_Stated problem_.
Identify all lines in the data containing the string "object". Copy them out.

_Listed entries_.

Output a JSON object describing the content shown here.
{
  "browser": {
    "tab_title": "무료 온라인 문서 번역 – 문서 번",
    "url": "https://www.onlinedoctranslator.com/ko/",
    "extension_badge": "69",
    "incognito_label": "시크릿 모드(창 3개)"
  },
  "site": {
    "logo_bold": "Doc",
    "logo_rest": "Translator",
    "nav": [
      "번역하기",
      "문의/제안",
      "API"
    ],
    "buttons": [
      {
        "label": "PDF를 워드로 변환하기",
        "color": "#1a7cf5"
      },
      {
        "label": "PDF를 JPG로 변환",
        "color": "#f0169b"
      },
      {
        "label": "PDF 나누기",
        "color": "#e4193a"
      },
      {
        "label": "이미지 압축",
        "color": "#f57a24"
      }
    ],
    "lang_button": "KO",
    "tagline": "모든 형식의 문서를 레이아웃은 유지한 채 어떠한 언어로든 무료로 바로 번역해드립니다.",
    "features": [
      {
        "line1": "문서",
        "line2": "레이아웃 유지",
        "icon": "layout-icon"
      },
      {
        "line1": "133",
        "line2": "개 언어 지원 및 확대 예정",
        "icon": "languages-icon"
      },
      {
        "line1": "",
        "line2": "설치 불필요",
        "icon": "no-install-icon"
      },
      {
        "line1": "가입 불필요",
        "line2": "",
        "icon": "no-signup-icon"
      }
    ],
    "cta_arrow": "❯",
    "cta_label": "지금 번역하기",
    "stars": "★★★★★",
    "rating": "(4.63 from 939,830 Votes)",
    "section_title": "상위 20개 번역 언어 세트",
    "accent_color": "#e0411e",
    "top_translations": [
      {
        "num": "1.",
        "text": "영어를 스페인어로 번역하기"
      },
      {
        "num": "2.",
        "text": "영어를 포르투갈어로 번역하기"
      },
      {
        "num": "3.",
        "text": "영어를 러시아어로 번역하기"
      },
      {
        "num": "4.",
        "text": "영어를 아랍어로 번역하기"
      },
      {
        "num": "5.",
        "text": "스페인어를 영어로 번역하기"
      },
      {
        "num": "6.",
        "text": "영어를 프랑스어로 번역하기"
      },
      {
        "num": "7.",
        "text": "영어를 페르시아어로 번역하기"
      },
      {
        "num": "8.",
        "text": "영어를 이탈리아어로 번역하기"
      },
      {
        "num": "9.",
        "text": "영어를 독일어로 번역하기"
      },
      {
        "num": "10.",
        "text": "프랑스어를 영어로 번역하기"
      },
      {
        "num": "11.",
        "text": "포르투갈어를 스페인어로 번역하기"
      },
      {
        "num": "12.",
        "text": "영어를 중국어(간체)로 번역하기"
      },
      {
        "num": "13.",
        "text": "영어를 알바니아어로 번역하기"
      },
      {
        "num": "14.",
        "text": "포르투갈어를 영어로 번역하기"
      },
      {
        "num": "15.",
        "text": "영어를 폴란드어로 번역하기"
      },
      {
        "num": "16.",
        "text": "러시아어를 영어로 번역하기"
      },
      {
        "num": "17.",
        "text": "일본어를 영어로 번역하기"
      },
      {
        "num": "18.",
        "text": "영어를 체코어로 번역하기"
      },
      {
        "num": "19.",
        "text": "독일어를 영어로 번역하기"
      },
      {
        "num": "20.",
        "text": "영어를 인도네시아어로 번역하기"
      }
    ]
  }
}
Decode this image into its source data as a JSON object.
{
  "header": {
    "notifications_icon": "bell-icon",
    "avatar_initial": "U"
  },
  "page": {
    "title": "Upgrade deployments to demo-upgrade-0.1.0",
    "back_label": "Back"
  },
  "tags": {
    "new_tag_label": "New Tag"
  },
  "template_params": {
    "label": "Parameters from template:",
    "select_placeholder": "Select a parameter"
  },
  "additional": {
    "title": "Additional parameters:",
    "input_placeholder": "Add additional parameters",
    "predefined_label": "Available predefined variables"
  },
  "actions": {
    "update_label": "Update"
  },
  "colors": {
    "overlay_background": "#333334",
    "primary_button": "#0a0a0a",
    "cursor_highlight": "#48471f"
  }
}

_Output below_.
Output a JSON object describing the content shown here.
Decode this image into its source data as a JSON object.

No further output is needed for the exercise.